Copy out every line exactly as given.
......
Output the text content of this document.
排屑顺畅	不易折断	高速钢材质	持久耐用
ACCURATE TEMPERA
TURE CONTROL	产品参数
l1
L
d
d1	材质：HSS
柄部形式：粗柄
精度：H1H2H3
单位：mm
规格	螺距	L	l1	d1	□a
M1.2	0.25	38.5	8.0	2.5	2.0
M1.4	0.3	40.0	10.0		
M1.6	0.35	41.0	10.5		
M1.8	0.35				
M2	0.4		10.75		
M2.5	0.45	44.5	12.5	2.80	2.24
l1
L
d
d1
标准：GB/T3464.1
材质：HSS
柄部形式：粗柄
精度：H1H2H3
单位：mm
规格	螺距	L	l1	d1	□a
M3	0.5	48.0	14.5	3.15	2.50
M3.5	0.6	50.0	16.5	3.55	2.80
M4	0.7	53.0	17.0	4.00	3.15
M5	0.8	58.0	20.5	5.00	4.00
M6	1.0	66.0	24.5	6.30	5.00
......
■ REPLY TO THE TASK
Output the text content of this document.
排屑顺畅	不易折断	高速钢材质	持久耐用
ACCURATE TEMPERA
TURE CONTROL	产品参数
l1
L
d
d1	材质：HSS
柄部形式：粗柄
精度：H1H2H3
单位：mm
规格	螺距	L	l1	d1	□a
M1.2	0.25	38.5	8.0	2.5	2.0
M1.4	0.3	40.0	10.0		
M1.6	0.35	41.0	10.5		
M1.8	0.35				
M2	0.4		10.75		
M2.5	0.45	44.5	12.5	2.80	2.24
l1
L
d
d1
标准：GB/T3464.1
材质：HSS
柄部形式：粗柄
精度：H1H2H3
单位：mm
规格	螺距	L	l1	d1	□a
M3	0.5	48.0	14.5	3.15	2.50
M3.5	0.6	50.0	16.5	3.55	2.80
M4	0.7	53.0	17.0	4.00	3.15
M5	0.8	58.0	20.5	5.00	4.00
M6	1.0	66.0	24.5	6.30	5.00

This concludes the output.